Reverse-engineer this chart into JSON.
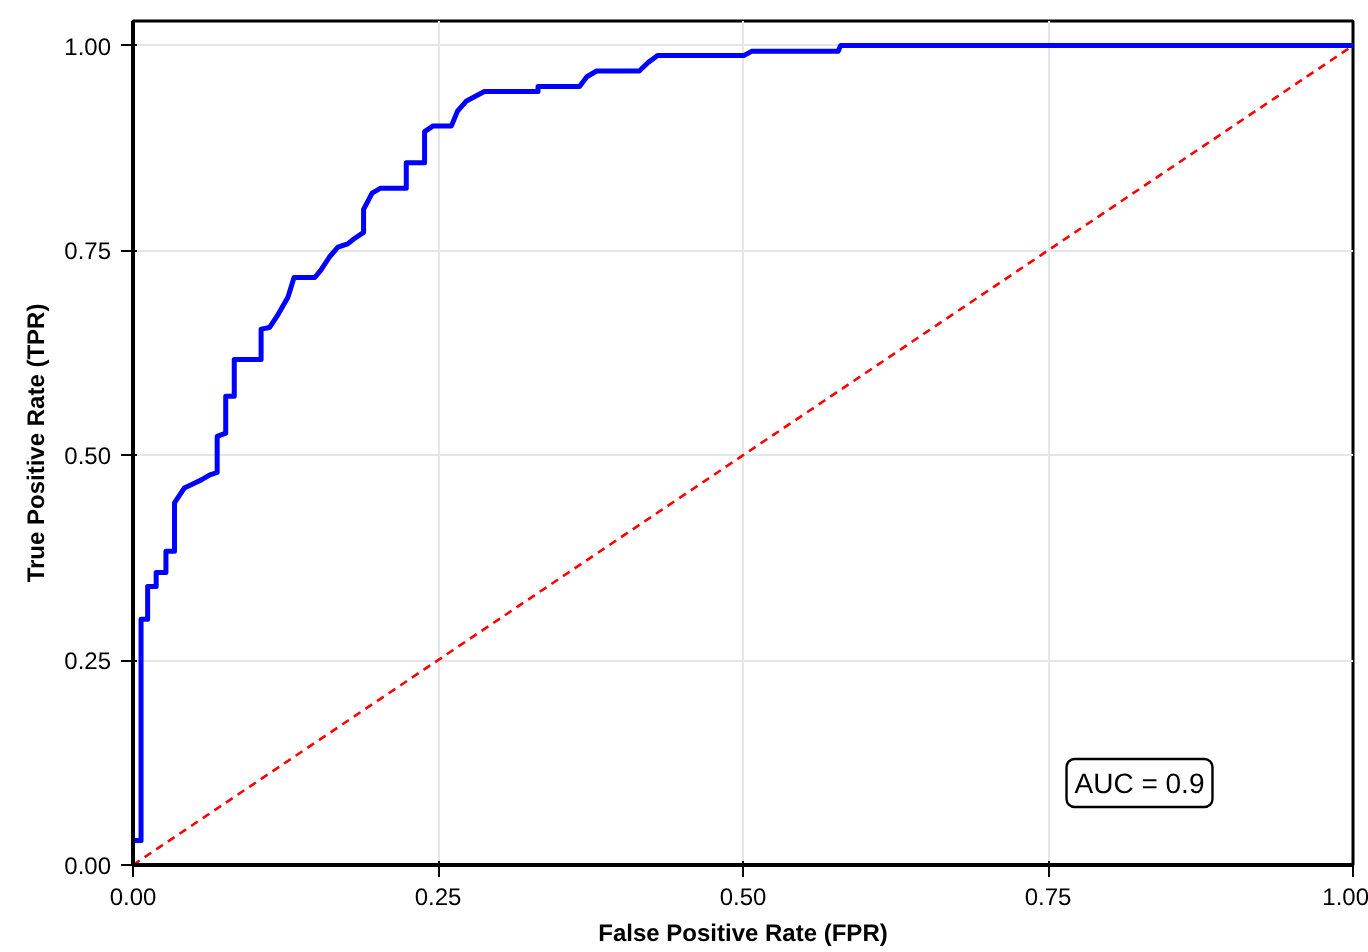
{
  "chart_data": {
    "type": "line",
    "xlabel": "False Positive Rate (FPR)",
    "ylabel": "True Positive Rate (TPR)",
    "xlim": [
      0,
      1
    ],
    "ylim": [
      0,
      1.03
    ],
    "xticks": [
      {
        "value": 0,
        "label": "0.00"
      },
      {
        "value": 0.25,
        "label": "0.25"
      },
      {
        "value": 0.5,
        "label": "0.50"
      },
      {
        "value": 0.75,
        "label": "0.75"
      },
      {
        "value": 1,
        "label": "1.00"
      }
    ],
    "yticks": [
      {
        "value": 0,
        "label": "0.00"
      },
      {
        "value": 0.25,
        "label": "0.25"
      },
      {
        "value": 0.5,
        "label": "0.50"
      },
      {
        "value": 0.75,
        "label": "0.75"
      },
      {
        "value": 1,
        "label": "1.00"
      }
    ],
    "grid": true,
    "annotations": [
      "AUC = 0.9"
    ],
    "series": [
      {
        "color": "#0000ff",
        "line_style": "solid",
        "x": [
          0,
          0.0066,
          0.0066,
          0.012,
          0.012,
          0.019,
          0.019,
          0.027,
          0.027,
          0.034,
          0.034,
          0.042,
          0.049,
          0.056,
          0.063,
          0.069,
          0.069,
          0.076,
          0.076,
          0.083,
          0.083,
          0.105,
          0.105,
          0.112,
          0.119,
          0.127,
          0.132,
          0.149,
          0.154,
          0.161,
          0.168,
          0.176,
          0.181,
          0.189,
          0.189,
          0.196,
          0.203,
          0.224,
          0.224,
          0.239,
          0.239,
          0.246,
          0.261,
          0.266,
          0.273,
          0.288,
          0.332,
          0.332,
          0.366,
          0.372,
          0.38,
          0.415,
          0.422,
          0.43,
          0.501,
          0.507,
          0.578,
          0.58,
          1.0
        ],
        "values": [
          0.03,
          0.03,
          0.3,
          0.3,
          0.34,
          0.34,
          0.357,
          0.357,
          0.383,
          0.383,
          0.442,
          0.46,
          0.465,
          0.47,
          0.476,
          0.479,
          0.523,
          0.527,
          0.572,
          0.572,
          0.617,
          0.617,
          0.654,
          0.656,
          0.672,
          0.693,
          0.717,
          0.717,
          0.726,
          0.742,
          0.754,
          0.758,
          0.764,
          0.772,
          0.8,
          0.82,
          0.826,
          0.826,
          0.857,
          0.857,
          0.895,
          0.902,
          0.902,
          0.92,
          0.932,
          0.944,
          0.944,
          0.95,
          0.95,
          0.962,
          0.969,
          0.969,
          0.979,
          0.988,
          0.988,
          0.993,
          0.993,
          1.0,
          1.0
        ]
      },
      {
        "color": "#ff0000",
        "line_style": "dashed",
        "x": [
          0,
          1
        ],
        "values": [
          0,
          1
        ]
      }
    ]
  }
}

=== Directive ===
Each entry above is to be written out again unchanged, apart from the pictures, which are left out.

=== Solution to this problem ===
Reverse-engineer this chart into JSON.
{
  "chart_data": {
    "type": "line",
    "xlabel": "False Positive Rate (FPR)",
    "ylabel": "True Positive Rate (TPR)",
    "xlim": [
      0,
      1
    ],
    "ylim": [
      0,
      1.03
    ],
    "xticks": [
      {
        "value": 0,
        "label": "0.00"
      },
      {
        "value": 0.25,
        "label": "0.25"
      },
      {
        "value": 0.5,
        "label": "0.50"
      },
      {
        "value": 0.75,
        "label": "0.75"
      },
      {
        "value": 1,
        "label": "1.00"
      }
    ],
    "yticks": [
      {
        "value": 0,
        "label": "0.00"
      },
      {
        "value": 0.25,
        "label": "0.25"
      },
      {
        "value": 0.5,
        "label": "0.50"
      },
      {
        "value": 0.75,
        "label": "0.75"
      },
      {
        "value": 1,
        "label": "1.00"
      }
    ],
    "grid": true,
    "annotations": [
      "AUC = 0.9"
    ],
    "series": [
      {
        "color": "#0000ff",
        "line_style": "solid",
        "x": [
          0,
          0.0066,
          0.0066,
          0.012,
          0.012,
          0.019,
          0.019,
          0.027,
          0.027,
          0.034,
          0.034,
          0.042,
          0.049,
          0.056,
          0.063,
          0.069,
          0.069,
          0.076,
          0.076,
          0.083,
          0.083,
          0.105,
          0.105,
          0.112,
          0.119,
          0.127,
          0.132,
          0.149,
          0.154,
          0.161,
          0.168,
          0.176,
          0.181,
          0.189,
          0.189,
          0.196,
          0.203,
          0.224,
          0.224,
          0.239,
          0.239,
          0.246,
          0.261,
          0.266,
          0.273,
          0.288,
          0.332,
          0.332,
          0.366,
          0.372,
          0.38,
          0.415,
          0.422,
          0.43,
          0.501,
          0.507,
          0.578,
          0.58,
          1.0
        ],
        "values": [
          0.03,
          0.03,
          0.3,
          0.3,
          0.34,
          0.34,
          0.357,
          0.357,
          0.383,
          0.383,
          0.442,
          0.46,
          0.465,
          0.47,
          0.476,
          0.479,
          0.523,
          0.527,
          0.572,
          0.572,
          0.617,
          0.617,
          0.654,
          0.656,
          0.672,
          0.693,
          0.717,
          0.717,
          0.726,
          0.742,
          0.754,
          0.758,
          0.764,
          0.772,
          0.8,
          0.82,
          0.826,
          0.826,
          0.857,
          0.857,
          0.895,
          0.902,
          0.902,
          0.92,
          0.932,
          0.944,
          0.944,
          0.95,
          0.95,
          0.962,
          0.969,
          0.969,
          0.979,
          0.988,
          0.988,
          0.993,
          0.993,
          1.0,
          1.0
        ]
      },
      {
        "color": "#ff0000",
        "line_style": "dashed",
        "x": [
          0,
          1
        ],
        "values": [
          0,
          1
        ]
      }
    ]
  }
}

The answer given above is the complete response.